** start Entries provided **

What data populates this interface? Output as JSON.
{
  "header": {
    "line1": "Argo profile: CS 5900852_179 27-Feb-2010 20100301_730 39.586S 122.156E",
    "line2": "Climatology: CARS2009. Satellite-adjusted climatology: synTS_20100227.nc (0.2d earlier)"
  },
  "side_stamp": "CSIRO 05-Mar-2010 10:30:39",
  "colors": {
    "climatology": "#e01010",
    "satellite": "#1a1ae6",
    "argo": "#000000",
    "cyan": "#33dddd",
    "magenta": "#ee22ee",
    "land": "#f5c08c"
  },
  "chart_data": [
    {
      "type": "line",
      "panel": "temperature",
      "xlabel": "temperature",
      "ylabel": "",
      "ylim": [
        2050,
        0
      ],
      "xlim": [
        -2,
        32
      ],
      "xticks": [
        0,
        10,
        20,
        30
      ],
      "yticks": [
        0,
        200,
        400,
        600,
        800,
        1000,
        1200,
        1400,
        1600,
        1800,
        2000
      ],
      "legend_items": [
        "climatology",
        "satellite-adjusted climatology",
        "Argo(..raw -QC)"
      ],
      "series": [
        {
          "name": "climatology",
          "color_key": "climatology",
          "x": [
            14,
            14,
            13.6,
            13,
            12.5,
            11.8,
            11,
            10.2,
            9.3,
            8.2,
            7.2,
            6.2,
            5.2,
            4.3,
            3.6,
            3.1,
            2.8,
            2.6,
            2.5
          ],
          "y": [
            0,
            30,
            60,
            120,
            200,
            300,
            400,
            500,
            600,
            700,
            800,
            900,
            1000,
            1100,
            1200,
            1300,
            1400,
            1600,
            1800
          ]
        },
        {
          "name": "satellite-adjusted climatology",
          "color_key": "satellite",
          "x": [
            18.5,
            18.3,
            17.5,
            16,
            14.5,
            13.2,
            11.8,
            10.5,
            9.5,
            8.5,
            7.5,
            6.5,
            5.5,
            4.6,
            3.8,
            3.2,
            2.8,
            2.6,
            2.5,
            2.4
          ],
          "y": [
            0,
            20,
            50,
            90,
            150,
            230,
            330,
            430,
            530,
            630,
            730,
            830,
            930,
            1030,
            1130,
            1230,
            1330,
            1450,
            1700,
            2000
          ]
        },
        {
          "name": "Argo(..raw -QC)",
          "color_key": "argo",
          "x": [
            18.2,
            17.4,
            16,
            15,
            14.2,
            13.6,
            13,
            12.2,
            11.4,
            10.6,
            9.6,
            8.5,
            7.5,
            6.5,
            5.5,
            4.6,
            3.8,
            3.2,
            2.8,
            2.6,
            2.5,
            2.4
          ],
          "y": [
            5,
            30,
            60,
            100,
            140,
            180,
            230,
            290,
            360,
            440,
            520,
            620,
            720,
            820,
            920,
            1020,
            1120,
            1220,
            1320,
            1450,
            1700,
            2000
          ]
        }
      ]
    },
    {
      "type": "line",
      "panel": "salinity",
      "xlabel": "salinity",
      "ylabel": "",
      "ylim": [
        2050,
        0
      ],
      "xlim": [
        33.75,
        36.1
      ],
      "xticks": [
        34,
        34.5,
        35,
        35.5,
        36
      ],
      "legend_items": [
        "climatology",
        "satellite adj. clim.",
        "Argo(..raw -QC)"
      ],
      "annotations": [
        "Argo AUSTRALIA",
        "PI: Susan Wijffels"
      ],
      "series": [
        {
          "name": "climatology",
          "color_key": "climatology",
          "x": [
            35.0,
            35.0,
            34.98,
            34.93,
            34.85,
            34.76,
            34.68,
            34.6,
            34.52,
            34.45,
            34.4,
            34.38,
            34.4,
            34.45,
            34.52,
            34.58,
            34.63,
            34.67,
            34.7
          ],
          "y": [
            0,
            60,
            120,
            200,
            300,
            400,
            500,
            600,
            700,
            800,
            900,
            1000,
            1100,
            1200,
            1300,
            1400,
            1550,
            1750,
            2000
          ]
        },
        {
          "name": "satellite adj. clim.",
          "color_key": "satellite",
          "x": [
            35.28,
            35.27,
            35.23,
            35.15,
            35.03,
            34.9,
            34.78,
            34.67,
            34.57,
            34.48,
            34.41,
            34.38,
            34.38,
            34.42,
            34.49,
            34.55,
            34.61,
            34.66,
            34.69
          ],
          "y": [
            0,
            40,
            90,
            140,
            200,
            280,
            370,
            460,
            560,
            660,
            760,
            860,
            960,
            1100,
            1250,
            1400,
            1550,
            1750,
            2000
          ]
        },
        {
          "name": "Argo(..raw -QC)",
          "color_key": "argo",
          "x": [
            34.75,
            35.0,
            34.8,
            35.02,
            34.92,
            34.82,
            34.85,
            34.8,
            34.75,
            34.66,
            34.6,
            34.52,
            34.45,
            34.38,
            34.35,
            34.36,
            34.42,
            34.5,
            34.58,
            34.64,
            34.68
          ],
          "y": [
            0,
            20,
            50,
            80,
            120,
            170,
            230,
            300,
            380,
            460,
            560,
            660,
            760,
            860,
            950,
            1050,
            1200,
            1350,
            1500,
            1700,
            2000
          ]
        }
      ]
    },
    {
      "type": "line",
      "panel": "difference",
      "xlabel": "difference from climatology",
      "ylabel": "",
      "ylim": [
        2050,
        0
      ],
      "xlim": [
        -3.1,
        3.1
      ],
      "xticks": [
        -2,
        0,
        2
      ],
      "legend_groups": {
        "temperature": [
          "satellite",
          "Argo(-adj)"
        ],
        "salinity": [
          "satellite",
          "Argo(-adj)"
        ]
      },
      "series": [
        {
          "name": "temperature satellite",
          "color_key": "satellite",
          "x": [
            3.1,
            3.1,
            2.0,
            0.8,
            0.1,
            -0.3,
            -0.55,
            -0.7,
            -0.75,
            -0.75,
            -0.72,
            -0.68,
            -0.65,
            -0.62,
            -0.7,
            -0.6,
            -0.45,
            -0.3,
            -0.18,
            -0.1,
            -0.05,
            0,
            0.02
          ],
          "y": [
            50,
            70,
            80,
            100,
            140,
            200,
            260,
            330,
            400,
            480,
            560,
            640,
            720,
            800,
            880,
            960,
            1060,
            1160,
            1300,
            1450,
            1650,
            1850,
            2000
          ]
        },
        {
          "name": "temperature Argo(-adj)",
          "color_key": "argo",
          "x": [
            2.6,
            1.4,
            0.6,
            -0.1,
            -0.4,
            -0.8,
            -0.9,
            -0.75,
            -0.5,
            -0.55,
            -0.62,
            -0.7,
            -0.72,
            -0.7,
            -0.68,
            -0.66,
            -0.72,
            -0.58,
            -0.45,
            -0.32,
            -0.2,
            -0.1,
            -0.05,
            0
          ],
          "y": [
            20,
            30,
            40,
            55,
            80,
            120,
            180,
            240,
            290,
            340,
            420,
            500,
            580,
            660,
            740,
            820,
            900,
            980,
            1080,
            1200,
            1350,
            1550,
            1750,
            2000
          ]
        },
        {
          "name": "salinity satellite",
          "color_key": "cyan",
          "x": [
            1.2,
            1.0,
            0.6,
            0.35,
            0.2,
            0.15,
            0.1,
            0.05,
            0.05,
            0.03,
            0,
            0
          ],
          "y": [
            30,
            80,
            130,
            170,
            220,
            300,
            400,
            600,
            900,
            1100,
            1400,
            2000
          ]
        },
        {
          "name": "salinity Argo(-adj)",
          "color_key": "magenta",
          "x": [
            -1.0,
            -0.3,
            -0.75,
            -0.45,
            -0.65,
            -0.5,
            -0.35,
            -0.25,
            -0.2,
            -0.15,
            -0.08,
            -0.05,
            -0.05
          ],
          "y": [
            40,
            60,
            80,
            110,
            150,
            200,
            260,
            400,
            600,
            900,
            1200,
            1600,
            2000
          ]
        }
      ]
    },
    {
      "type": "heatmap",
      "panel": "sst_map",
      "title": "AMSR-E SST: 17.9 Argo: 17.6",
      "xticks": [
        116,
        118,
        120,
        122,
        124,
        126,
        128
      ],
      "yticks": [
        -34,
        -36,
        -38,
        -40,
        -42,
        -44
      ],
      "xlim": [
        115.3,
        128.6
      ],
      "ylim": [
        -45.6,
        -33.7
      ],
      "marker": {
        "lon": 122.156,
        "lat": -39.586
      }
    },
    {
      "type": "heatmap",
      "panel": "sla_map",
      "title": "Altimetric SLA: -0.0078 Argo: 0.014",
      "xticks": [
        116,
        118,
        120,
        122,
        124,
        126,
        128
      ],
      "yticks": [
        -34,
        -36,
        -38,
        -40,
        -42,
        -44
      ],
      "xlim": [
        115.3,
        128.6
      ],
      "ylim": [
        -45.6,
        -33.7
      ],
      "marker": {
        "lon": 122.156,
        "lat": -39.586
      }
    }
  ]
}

** end Entries provided **
** start Entries provided **

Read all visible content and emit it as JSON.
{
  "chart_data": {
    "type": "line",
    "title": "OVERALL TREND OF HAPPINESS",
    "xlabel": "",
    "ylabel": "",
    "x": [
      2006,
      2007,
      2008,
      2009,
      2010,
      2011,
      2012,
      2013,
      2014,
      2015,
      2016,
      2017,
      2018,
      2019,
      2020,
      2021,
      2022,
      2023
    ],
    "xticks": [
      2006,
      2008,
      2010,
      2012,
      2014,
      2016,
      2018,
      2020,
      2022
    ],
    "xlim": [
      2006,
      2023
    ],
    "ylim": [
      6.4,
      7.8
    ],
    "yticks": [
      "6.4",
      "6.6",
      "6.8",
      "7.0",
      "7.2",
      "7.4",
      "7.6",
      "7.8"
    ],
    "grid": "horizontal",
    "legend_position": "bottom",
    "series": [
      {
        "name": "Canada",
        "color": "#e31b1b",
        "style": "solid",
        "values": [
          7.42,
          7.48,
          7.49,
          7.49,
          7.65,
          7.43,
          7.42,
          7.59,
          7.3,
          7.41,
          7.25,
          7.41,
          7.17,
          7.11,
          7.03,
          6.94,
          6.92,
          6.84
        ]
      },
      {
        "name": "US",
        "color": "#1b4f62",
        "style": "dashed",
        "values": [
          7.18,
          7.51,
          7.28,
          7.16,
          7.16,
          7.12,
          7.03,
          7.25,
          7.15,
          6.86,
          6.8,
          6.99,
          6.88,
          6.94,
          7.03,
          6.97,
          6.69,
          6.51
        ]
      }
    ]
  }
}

** end Entries provided **

#### [Task to complete]
Pull out each line of the listing that holds the string "xlabel".

#### [Task result]
      "xlabel": "temperature",
      "xlabel": "salinity",
      "xlabel": "difference from climatology",
    "xlabel": "",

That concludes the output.